Dataset rows:
########################################

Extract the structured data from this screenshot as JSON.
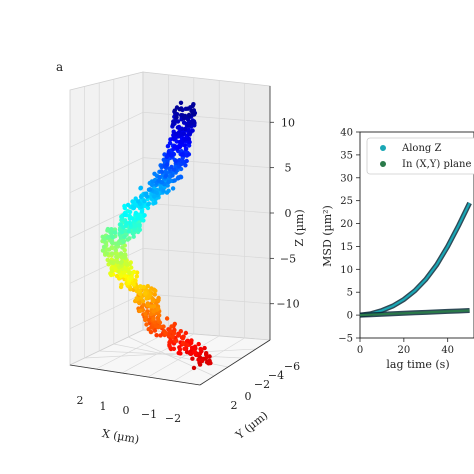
{
  "panel_label": "a",
  "chart_data": [
    {
      "type": "scatter3d",
      "xlabel": "X (µm)",
      "ylabel": "Y (µm)",
      "zlabel": "Z (µm)",
      "x_ticks": [
        "2",
        "1",
        "0",
        "−1",
        "−2"
      ],
      "y_ticks": [
        "2",
        "0",
        "−2",
        "−4",
        "−6"
      ],
      "z_ticks": [
        "10",
        "5",
        "0",
        "−5",
        "−10"
      ],
      "z_range": [
        -14,
        14
      ],
      "colormap": "jet (colored along trajectory, red at bottom to dark blue at top)",
      "grid": true,
      "trajectory_z_range": [
        -13,
        12
      ]
    },
    {
      "type": "line",
      "xlabel": "lag time (s)",
      "ylabel": "MSD (µm²)",
      "x_ticks": [
        "0",
        "20",
        "40"
      ],
      "y_ticks": [
        "40",
        "35",
        "30",
        "25",
        "20",
        "15",
        "10",
        "5",
        "0",
        "−5"
      ],
      "xlim": [
        0,
        52
      ],
      "ylim": [
        -5,
        40
      ],
      "legend_position": "upper-left",
      "series": [
        {
          "name": "Along Z",
          "color": "#1aa7b5",
          "x": [
            0,
            5,
            10,
            15,
            20,
            25,
            30,
            35,
            40,
            45,
            50
          ],
          "values": [
            0,
            0.3,
            1.0,
            2.0,
            3.4,
            5.3,
            7.8,
            11.0,
            15.0,
            19.6,
            24.5
          ]
        },
        {
          "name": "In (X,Y) plane",
          "color": "#2a7a4a",
          "x": [
            0,
            5,
            10,
            15,
            20,
            25,
            30,
            35,
            40,
            45,
            50
          ],
          "values": [
            0,
            0.1,
            0.2,
            0.3,
            0.4,
            0.5,
            0.6,
            0.7,
            0.8,
            0.9,
            1.0
          ]
        }
      ]
    }
  ]
}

########################################

Task to complete: Ignore the images and quote every line of the listing exactly.

Answer below:
Extract the structured data from this screenshot as JSON.
{
  "panel_label": "a",
  "chart_data": [
    {
      "type": "scatter3d",
      "xlabel": "X (µm)",
      "ylabel": "Y (µm)",
      "zlabel": "Z (µm)",
      "x_ticks": [
        "2",
        "1",
        "0",
        "−1",
        "−2"
      ],
      "y_ticks": [
        "2",
        "0",
        "−2",
        "−4",
        "−6"
      ],
      "z_ticks": [
        "10",
        "5",
        "0",
        "−5",
        "−10"
      ],
      "z_range": [
        -14,
        14
      ],
      "colormap": "jet (colored along trajectory, red at bottom to dark blue at top)",
      "grid": true,
      "trajectory_z_range": [
        -13,
        12
      ]
    },
    {
      "type": "line",
      "xlabel": "lag time (s)",
      "ylabel": "MSD (µm²)",
      "x_ticks": [
        "0",
        "20",
        "40"
      ],
      "y_ticks": [
        "40",
        "35",
        "30",
        "25",
        "20",
        "15",
        "10",
        "5",
        "0",
        "−5"
      ],
      "xlim": [
        0,
        52
      ],
      "ylim": [
        -5,
        40
      ],
      "legend_position": "upper-left",
      "series": [
        {
          "name": "Along Z",
          "color": "#1aa7b5",
          "x": [
            0,
            5,
            10,
            15,
            20,
            25,
            30,
            35,
            40,
            45,
            50
          ],
          "values": [
            0,
            0.3,
            1.0,
            2.0,
            3.4,
            5.3,
            7.8,
            11.0,
            15.0,
            19.6,
            24.5
          ]
        },
        {
          "name": "In (X,Y) plane",
          "color": "#2a7a4a",
          "x": [
            0,
            5,
            10,
            15,
            20,
            25,
            30,
            35,
            40,
            45,
            50
          ],
          "values": [
            0,
            0.1,
            0.2,
            0.3,
            0.4,
            0.5,
            0.6,
            0.7,
            0.8,
            0.9,
            1.0
          ]
        }
      ]
    }
  ]
}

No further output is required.